Aim of the task: Locate each line holding the string "сурдлимпийским" and copy it.

[Records excerpted from a collection]
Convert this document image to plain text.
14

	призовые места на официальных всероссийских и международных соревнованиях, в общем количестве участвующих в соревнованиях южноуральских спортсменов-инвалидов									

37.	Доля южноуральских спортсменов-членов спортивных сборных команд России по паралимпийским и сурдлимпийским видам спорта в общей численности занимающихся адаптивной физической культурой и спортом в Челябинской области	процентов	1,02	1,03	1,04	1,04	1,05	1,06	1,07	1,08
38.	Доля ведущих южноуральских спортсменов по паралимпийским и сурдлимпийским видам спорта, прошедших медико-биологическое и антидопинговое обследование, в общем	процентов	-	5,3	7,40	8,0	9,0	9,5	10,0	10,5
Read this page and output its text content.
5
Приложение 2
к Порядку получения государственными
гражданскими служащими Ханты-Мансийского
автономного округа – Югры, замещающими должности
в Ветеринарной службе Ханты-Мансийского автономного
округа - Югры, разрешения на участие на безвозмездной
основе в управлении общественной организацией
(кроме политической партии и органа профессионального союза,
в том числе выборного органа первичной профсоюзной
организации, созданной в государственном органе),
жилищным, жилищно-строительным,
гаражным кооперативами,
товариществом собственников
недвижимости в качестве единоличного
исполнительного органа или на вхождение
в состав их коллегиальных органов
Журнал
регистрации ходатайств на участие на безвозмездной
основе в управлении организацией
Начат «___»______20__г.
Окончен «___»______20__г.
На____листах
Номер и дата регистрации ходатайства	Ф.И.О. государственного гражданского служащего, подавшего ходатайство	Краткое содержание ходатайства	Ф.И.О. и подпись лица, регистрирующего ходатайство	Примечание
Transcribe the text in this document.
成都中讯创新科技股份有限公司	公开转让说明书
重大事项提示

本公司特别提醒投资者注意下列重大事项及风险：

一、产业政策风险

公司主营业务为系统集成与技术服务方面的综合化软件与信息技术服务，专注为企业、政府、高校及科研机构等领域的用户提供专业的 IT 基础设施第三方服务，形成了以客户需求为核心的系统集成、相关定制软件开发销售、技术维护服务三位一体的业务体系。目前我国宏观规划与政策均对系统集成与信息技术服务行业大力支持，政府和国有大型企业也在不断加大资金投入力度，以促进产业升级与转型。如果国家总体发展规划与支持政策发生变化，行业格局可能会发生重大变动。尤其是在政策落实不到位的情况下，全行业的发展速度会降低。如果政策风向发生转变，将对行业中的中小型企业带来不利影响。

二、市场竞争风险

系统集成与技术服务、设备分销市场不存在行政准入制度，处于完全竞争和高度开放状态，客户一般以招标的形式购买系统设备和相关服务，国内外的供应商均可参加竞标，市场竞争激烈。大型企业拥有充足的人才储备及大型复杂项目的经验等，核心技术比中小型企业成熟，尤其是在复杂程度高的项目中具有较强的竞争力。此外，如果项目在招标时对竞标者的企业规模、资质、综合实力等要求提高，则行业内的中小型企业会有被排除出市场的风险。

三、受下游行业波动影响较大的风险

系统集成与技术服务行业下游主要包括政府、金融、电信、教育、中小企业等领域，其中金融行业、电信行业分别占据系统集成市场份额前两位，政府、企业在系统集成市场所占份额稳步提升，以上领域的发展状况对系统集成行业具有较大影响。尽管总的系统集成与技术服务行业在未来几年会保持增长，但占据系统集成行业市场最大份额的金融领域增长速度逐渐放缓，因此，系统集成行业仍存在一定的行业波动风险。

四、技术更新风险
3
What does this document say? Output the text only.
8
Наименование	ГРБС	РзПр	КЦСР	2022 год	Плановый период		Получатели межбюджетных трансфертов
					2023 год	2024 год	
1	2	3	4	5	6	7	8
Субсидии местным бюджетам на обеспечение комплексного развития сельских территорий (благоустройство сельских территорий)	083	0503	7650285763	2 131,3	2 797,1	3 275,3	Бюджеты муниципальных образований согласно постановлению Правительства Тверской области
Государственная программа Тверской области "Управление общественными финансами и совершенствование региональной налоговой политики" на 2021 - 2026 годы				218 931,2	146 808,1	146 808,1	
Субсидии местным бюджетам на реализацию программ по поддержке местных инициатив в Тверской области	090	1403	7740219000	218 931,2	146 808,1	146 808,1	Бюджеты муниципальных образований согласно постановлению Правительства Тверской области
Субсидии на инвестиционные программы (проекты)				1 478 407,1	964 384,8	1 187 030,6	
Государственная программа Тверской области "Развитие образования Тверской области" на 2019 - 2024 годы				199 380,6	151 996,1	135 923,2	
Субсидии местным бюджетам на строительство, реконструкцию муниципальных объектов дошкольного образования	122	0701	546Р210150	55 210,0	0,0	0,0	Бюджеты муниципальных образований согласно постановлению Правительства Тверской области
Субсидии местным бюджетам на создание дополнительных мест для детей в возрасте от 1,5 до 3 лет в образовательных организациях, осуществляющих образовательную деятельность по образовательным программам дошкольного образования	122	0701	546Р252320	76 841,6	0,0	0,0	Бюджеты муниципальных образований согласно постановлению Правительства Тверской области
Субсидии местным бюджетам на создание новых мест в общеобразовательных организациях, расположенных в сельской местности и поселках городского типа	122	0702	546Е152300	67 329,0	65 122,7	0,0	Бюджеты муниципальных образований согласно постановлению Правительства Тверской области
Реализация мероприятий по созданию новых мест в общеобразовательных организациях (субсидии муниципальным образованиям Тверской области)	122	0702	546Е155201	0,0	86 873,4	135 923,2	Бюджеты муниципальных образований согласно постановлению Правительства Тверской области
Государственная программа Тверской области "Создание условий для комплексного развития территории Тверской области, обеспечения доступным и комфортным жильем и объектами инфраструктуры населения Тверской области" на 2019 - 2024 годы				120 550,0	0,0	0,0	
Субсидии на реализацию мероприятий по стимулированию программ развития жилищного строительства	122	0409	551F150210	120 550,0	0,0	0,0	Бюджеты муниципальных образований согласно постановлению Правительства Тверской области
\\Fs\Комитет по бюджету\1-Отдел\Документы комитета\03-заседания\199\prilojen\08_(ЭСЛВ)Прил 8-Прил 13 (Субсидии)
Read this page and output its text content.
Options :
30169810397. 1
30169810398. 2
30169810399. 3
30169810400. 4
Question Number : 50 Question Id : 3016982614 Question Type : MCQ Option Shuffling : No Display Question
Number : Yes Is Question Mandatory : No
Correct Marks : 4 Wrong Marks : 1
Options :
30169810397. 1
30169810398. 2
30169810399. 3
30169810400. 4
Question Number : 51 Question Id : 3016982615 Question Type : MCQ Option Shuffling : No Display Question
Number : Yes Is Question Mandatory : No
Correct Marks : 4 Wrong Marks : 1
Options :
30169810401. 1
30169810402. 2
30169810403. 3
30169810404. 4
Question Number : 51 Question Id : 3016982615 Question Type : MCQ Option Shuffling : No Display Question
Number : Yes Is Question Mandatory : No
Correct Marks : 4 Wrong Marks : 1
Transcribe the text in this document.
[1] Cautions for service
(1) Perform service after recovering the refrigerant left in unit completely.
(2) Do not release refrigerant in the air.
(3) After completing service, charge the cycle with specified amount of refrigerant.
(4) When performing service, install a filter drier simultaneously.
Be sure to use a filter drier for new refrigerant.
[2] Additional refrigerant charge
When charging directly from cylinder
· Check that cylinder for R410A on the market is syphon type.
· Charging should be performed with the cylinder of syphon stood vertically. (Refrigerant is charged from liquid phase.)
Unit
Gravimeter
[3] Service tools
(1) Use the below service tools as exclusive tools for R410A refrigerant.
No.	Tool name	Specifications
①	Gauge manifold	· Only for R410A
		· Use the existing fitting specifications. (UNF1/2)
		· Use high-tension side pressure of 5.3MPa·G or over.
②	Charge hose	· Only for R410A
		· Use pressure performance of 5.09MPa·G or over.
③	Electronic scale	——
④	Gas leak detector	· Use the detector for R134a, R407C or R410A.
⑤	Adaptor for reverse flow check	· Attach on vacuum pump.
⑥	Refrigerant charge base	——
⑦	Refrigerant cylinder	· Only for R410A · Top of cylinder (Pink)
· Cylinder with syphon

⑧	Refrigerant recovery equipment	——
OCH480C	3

Answer to this exercise:
37.	Доля южноуральских спортсменов-членов спортивных сборных команд России по паралимпийским и сурдлимпийским видам спорта в общей численности занимающихся адаптивной физической культурой и спортом в Челябинской области	процентов	1,02	1,03	1,04	1,04	1,05	1,06	1,07	1,08
38.	Доля ведущих южноуральских спортсменов по паралимпийским и сурдлимпийским видам спорта, прошедших медико-биологическое и антидопинговое обследование, в общем	процентов	-	5,3	7,40	8,0	9,0	9,5	10,0	10,5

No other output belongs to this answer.